Written problem -
Copy each line of the entries beneath that contains the word "discord".

-- Begin Data for processing --

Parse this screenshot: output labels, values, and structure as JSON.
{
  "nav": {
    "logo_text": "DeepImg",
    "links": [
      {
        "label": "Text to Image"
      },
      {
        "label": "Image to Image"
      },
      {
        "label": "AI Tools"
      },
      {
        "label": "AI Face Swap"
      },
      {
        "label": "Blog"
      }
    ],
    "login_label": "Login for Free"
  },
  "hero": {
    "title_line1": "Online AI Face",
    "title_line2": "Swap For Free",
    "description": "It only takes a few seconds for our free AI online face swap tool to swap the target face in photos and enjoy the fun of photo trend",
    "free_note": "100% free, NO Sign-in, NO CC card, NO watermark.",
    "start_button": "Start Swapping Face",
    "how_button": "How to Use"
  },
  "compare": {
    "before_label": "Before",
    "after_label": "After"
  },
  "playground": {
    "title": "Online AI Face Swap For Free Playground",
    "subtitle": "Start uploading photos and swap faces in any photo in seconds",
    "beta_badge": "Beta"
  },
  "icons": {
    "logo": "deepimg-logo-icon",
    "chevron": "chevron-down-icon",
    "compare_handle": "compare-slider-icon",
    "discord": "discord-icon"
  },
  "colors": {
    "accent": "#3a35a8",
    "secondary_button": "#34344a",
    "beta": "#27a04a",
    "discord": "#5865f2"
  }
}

-- End Data for processing --
-- Begin Data for processing --

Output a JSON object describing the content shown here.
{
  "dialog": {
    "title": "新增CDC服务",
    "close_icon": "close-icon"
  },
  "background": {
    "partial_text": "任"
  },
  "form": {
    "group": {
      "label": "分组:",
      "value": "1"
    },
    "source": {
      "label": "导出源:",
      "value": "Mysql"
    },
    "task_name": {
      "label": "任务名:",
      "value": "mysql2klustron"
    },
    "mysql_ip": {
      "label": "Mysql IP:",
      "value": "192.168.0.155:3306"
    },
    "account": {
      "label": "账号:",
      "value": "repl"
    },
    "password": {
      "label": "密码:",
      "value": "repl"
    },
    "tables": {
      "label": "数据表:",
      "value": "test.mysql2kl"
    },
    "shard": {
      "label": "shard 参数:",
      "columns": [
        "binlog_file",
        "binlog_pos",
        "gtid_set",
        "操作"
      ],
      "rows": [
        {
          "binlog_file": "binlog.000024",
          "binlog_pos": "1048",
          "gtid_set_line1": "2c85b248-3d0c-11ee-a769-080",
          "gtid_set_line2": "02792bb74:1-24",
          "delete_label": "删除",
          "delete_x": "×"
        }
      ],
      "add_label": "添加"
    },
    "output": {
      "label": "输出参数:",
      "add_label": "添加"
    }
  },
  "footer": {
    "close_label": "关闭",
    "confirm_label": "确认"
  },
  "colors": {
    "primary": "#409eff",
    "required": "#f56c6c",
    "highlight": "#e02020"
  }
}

-- End Data for processing --

Solution for this problem -
    "discord": "discord-icon"
    "discord": "#5865f2"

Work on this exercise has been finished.